* [Task details]: Write the records out again exactly, leaving no images in.

──────── Data section

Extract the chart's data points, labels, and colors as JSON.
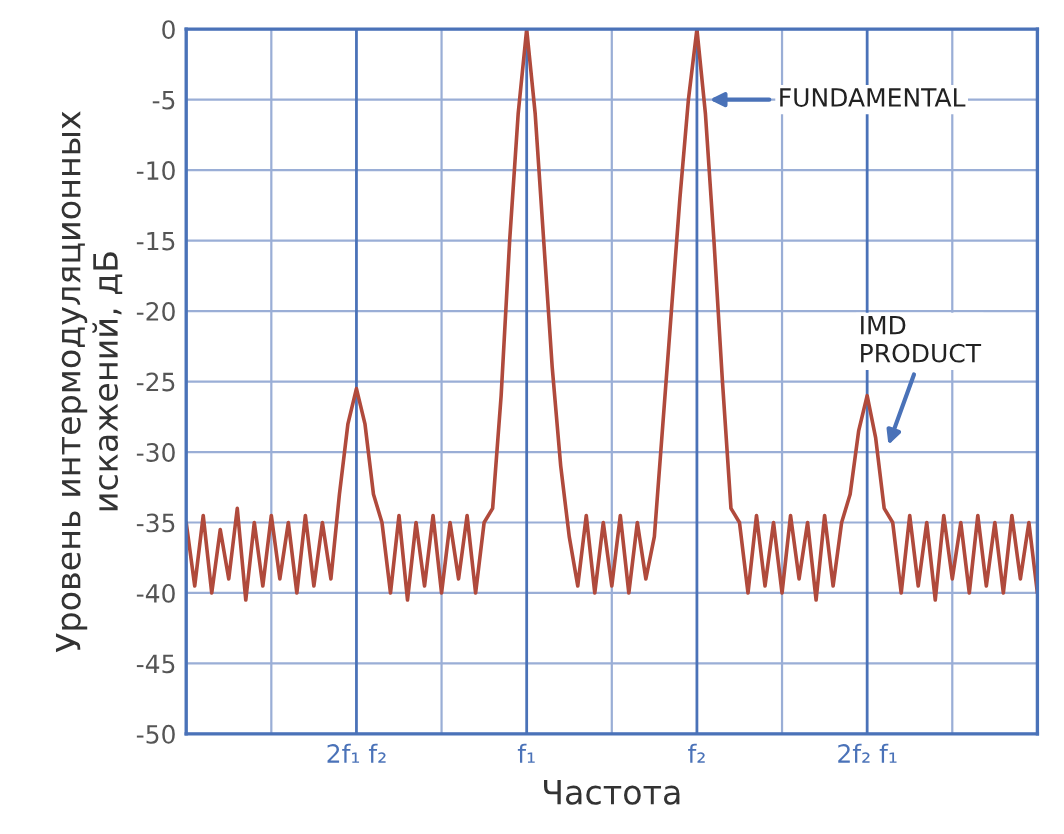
{
  "chart_data": {
    "type": "line",
    "xlabel": "Частота",
    "ylabel": "Уровень интермодуляционных\nискажений, дБ",
    "categories": [
      null,
      null,
      null,
      null,
      null,
      null,
      null,
      null,
      null,
      null,
      null,
      null,
      null,
      null,
      null,
      null,
      null,
      null,
      null,
      null,
      "2f₁ f₂",
      null,
      null,
      null,
      null,
      null,
      null,
      null,
      null,
      null,
      null,
      null,
      null,
      null,
      null,
      null,
      null,
      null,
      null,
      null,
      "f₁",
      null,
      null,
      null,
      null,
      null,
      null,
      null,
      null,
      null,
      null,
      null,
      null,
      null,
      null,
      null,
      null,
      null,
      null,
      null,
      "f₂",
      null,
      null,
      null,
      null,
      null,
      null,
      null,
      null,
      null,
      null,
      null,
      null,
      null,
      null,
      null,
      null,
      null,
      null,
      null,
      "2f₂ f₁",
      null,
      null,
      null,
      null,
      null,
      null,
      null,
      null,
      null,
      null,
      null,
      null,
      null,
      null,
      null,
      null,
      null,
      null,
      null,
      null
    ],
    "ylim": [
      -50,
      0
    ],
    "yticks": [
      -50,
      -45,
      -40,
      -35,
      -30,
      -25,
      -20,
      -15,
      -10,
      -5,
      0
    ],
    "grid": true,
    "marker": "none",
    "line_style": "solid",
    "series": [
      {
        "color": "#b04a3c",
        "values": [
          -35,
          -39.5,
          -34.5,
          -40,
          -35.5,
          -39,
          -34,
          -40.5,
          -35,
          -39.5,
          -34.5,
          -39,
          -35,
          -40,
          -34.5,
          -39.5,
          -35,
          -39,
          -33,
          -28,
          -25.5,
          -28,
          -33,
          -35,
          -40,
          -34.5,
          -40.5,
          -35,
          -39.5,
          -34.5,
          -40,
          -35,
          -39,
          -34.5,
          -40,
          -35,
          -34,
          -26,
          -15,
          -6,
          0,
          -6,
          -15,
          -24,
          -31,
          -36,
          -39.5,
          -34.5,
          -40,
          -35,
          -39.5,
          -34.5,
          -40,
          -35,
          -39,
          -36,
          -28,
          -20,
          -12,
          -5,
          0,
          -6,
          -15,
          -25,
          -34,
          -35,
          -40,
          -34.5,
          -39.5,
          -35,
          -40,
          -34.5,
          -39,
          -35,
          -40.5,
          -34.5,
          -39.5,
          -35,
          -33,
          -28.5,
          -26,
          -29,
          -34,
          -35,
          -40,
          -34.5,
          -39.5,
          -35,
          -40.5,
          -34.5,
          -39,
          -35,
          -40,
          -34.5,
          -39.5,
          -35,
          -40,
          -34.5,
          -39,
          -35,
          -40
        ]
      }
    ],
    "annotations": [
      "FUNDAMENTAL",
      "IMD\nPRODUCT"
    ]
  }
}
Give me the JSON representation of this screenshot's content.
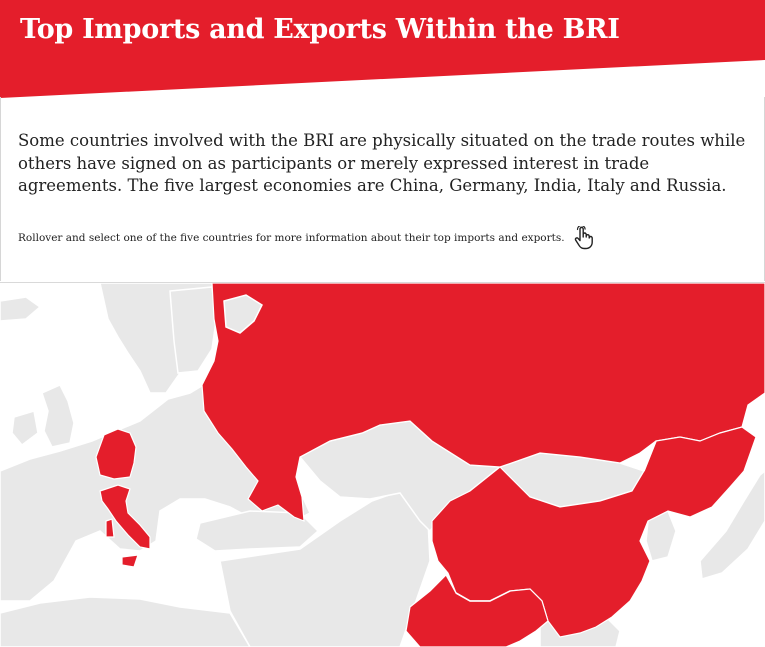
{
  "header": {
    "title": "Top Imports and Exports Within the BRI"
  },
  "intro": {
    "text": "Some countries involved with the BRI are physically situated on the trade routes while others have signed on as participants or merely expressed interest in trade agreements. The five largest economies are China, Germany, India, Italy and Russia."
  },
  "hint": {
    "text": "Rollover and select one of the five countries for more information about their top imports and exports.",
    "icon": "pointer-hand-icon"
  },
  "map": {
    "highlighted_countries": [
      "Russia",
      "China",
      "India",
      "Germany",
      "Italy"
    ],
    "colors": {
      "highlight": "#e41e2b",
      "land": "#e8e8e8",
      "water": "#ffffff",
      "header": "#e41e2b"
    }
  }
}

────────────────

* [Complete answer]:
Extract the chart's data points, labels, and colors as JSON.
{
  "chart_data": {
    "type": "line",
    "xlabel": "Частота",
    "ylabel": "Уровень интермодуляционных\nискажений, дБ",
    "categories": [
      null,
      null,
      null,
      null,
      null,
      null,
      null,
      null,
      null,
      null,
      null,
      null,
      null,
      null,
      null,
      null,
      null,
      null,
      null,
      null,
      "2f₁ f₂",
      null,
      null,
      null,
      null,
      null,
      null,
      null,
      null,
      null,
      null,
      null,
      null,
      null,
      null,
      null,
      null,
      null,
      null,
      null,
      "f₁",
      null,
      null,
      null,
      null,
      null,
      null,
      null,
      null,
      null,
      null,
      null,
      null,
      null,
      null,
      null,
      null,
      null,
      null,
      null,
      "f₂",
      null,
      null,
      null,
      null,
      null,
      null,
      null,
      null,
      null,
      null,
      null,
      null,
      null,
      null,
      null,
      null,
      null,
      null,
      null,
      "2f₂ f₁",
      null,
      null,
      null,
      null,
      null,
      null,
      null,
      null,
      null,
      null,
      null,
      null,
      null,
      null,
      null,
      null,
      null,
      null,
      null,
      null
    ],
    "ylim": [
      -50,
      0
    ],
    "yticks": [
      -50,
      -45,
      -40,
      -35,
      -30,
      -25,
      -20,
      -15,
      -10,
      -5,
      0
    ],
    "grid": true,
    "marker": "none",
    "line_style": "solid",
    "series": [
      {
        "color": "#b04a3c",
        "values": [
          -35,
          -39.5,
          -34.5,
          -40,
          -35.5,
          -39,
          -34,
          -40.5,
          -35,
          -39.5,
          -34.5,
          -39,
          -35,
          -40,
          -34.5,
          -39.5,
          -35,
          -39,
          -33,
          -28,
          -25.5,
          -28,
          -33,
          -35,
          -40,
          -34.5,
          -40.5,
          -35,
          -39.5,
          -34.5,
          -40,
          -35,
          -39,
          -34.5,
          -40,
          -35,
          -34,
          -26,
          -15,
          -6,
          0,
          -6,
          -15,
          -24,
          -31,
          -36,
          -39.5,
          -34.5,
          -40,
          -35,
          -39.5,
          -34.5,
          -40,
          -35,
          -39,
          -36,
          -28,
          -20,
          -12,
          -5,
          0,
          -6,
          -15,
          -25,
          -34,
          -35,
          -40,
          -34.5,
          -39.5,
          -35,
          -40,
          -34.5,
          -39,
          -35,
          -40.5,
          -34.5,
          -39.5,
          -35,
          -33,
          -28.5,
          -26,
          -29,
          -34,
          -35,
          -40,
          -34.5,
          -39.5,
          -35,
          -40.5,
          -34.5,
          -39,
          -35,
          -40,
          -34.5,
          -39.5,
          -35,
          -40,
          -34.5,
          -39,
          -35,
          -40
        ]
      }
    ],
    "annotations": [
      "FUNDAMENTAL",
      "IMD\nPRODUCT"
    ]
  }
}
Give me the JSON representation of this screenshot's content.
{
  "header": {
    "title": "Top Imports and Exports Within the BRI"
  },
  "intro": {
    "text": "Some countries involved with the BRI are physically situated on the trade routes while others have signed on as participants or merely expressed interest in trade agreements. The five largest economies are China, Germany, India, Italy and Russia."
  },
  "hint": {
    "text": "Rollover and select one of the five countries for more information about their top imports and exports.",
    "icon": "pointer-hand-icon"
  },
  "map": {
    "highlighted_countries": [
      "Russia",
      "China",
      "India",
      "Germany",
      "Italy"
    ],
    "colors": {
      "highlight": "#e41e2b",
      "land": "#e8e8e8",
      "water": "#ffffff",
      "header": "#e41e2b"
    }
  }
}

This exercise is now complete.